**Work required**
Which lines in the records below contain the word "漫步在田埂上"? Copy each of them.

--- START Records for the exercise ---

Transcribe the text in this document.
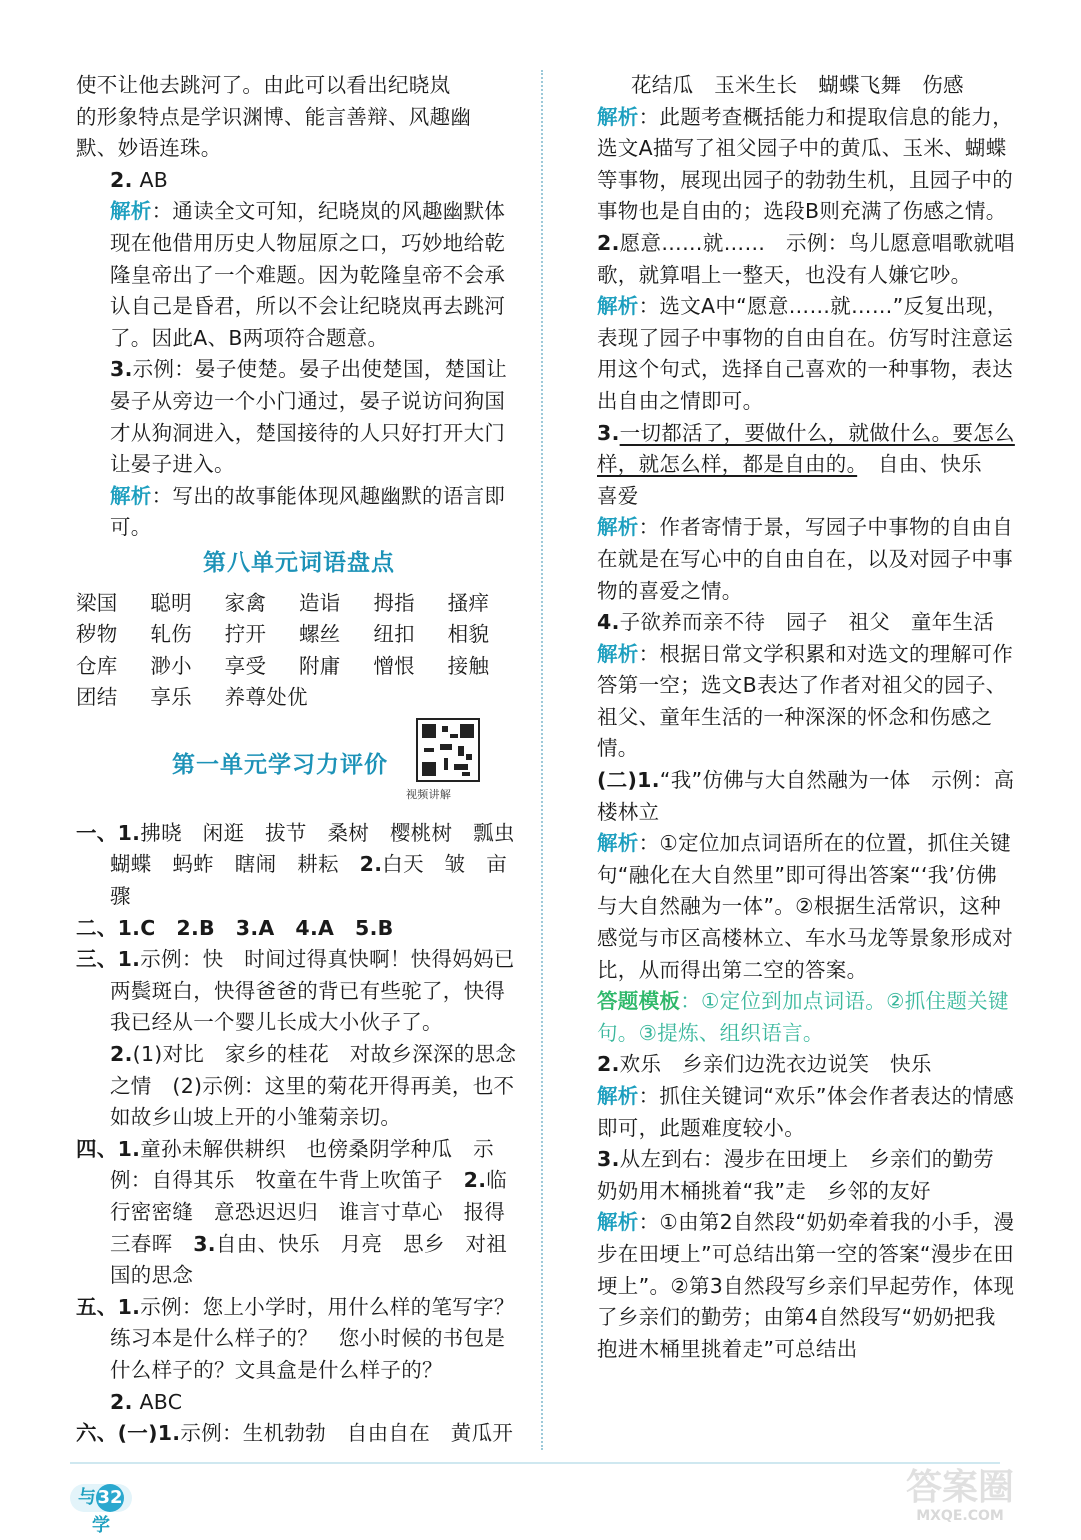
使不让他去跳河了。由此可以看出纪晓岚

的形象特点是学识渊博、能言善辩、风趣幽

默、妙语连珠。

2. AB

解析：通读全文可知，纪晓岚的风趣幽默体现在他借用历史人物屈原之口，巧妙地给乾隆皇帝出了一个难题。因为乾隆皇帝不会承认自己是昏君，所以不会让纪晓岚再去跳河了。因此A、B两项符合题意。

3.示例：晏子使楚。晏子出使楚国，楚国让晏子从旁边一个小门通过，晏子说访问狗国才从狗洞进入，楚国接待的人只好打开大门让晏子进入。

解析：写出的故事能体现风趣幽默的语言即可。

第八单元词语盘点
梁国	聪明	家禽	造诣	拇指	搔痒
秽物	轧伤	拧开	螺丝	纽扣	相貌
仓库	渺小	享受	附庸	憎恨	接触
团结	享乐	养尊处优
第一单元学习力评价
视频讲解

一、1.拂晓　闲逛　拔节　桑树　樱桃树　瓢虫　蝴蝶　蚂蚱　瞎闹　耕耘　 2.白天　皱　亩　骤

二、1.C　2.B　3.A　4.A　5.B

三、1.示例：快　时间过得真快啊！快得妈妈已两鬓斑白，快得爸爸的背已有些驼了，快得我已经从一个婴儿长成大小伙子了。

2.(1)对比　家乡的桂花　对故乡深深的思念之情　(2)示例：这里的菊花开得再美，也不如故乡山坡上开的小雏菊亲切。

四、1.童孙未解供耕织　也傍桑阴学种瓜　示例：自得其乐　牧童在牛背上吹笛子　 2.临行密密缝　意恐迟迟归　谁言寸草心　报得三春晖　 3.自由、快乐　月亮　思乡　对祖国的思念

五、1.示例：您上小学时，用什么样的笔写字？练习本是什么样子的？　您小时候的书包是什么样子的？文具盒是什么样子的？

2. ABC

六、(一)1.示例：生机勃勃　自由自在　黄瓜开

花结瓜　玉米生长　蝴蝶飞舞　伤感

解析：此题考查概括能力和提取信息的能力，选文A描写了祖父园子中的黄瓜、玉米、蝴蝶等事物，展现出园子的勃勃生机，且园子中的事物也是自由的；选段B则充满了伤感之情。

2.愿意……就……　示例：鸟儿愿意唱歌就唱歌，就算唱上一整天，也没有人嫌它吵。

解析：选文A中“愿意……就……”反复出现，表现了园子中事物的自由自在。仿写时注意运用这个句式，选择自己喜欢的一种事物，表达出自由之情即可。

3.一切都活了，要做什么，就做什么。要怎么样，就怎么样，都是自由的。　自由、快乐　喜爱

解析：作者寄情于景，写园子中事物的自由自在就是在写心中的自由自在，以及对园子中事物的喜爱之情。

4.子欲养而亲不待　园子　祖父　童年生活

解析：根据日常文学积累和对选文的理解可作答第一空；选文B表达了作者对祖父的园子、祖父、童年生活的一种深深的怀念和伤感之情。

(二)1.“我”仿佛与大自然融为一体　示例：高楼林立

解析：①定位加点词语所在的位置，抓住关键句“融化在大自然里”即可得出答案“‘我’仿佛与大自然融为一体”。②根据生活常识，这种感觉与市区高楼林立、车水马龙等景象形成对比，从而得出第二空的答案。

答题模板：①定位到加点词语。②抓住题关键句。③提炼、组织语言。

2.欢乐　乡亲们边洗衣边说笑　快乐

解析：抓住关键词“欢乐”体会作者表达的情感即可，此题难度较小。

3.从左到右：漫步在田埂上　乡亲们的勤劳　奶奶用木桶挑着“我”走　乡邻的友好

解析：①由第2自然段“奶奶牵着我的小手，漫步在田埂上”可总结出第一空的答案“漫步在田埂上”。②第3自然段写乡亲们早起劳作，体现了乡亲们的勤劳；由第4自然段写“奶奶把我抱进木桶里挑着走”可总结出

与32学
答案圈
MXQE.COM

--- END Records for the exercise ---

**The reply**
3.从左到右：漫步在田埂上　乡亲们的勤劳　奶奶用木桶挑着“我”走　乡邻的友好
解析：①由第2自然段“奶奶牵着我的小手，漫步在田埂上”可总结出第一空的答案“漫步在田埂上”。②第3自然段写乡亲们早起劳作，体现了乡亲们的勤劳；由第4自然段写“奶奶把我抱进木桶里挑着走”可总结出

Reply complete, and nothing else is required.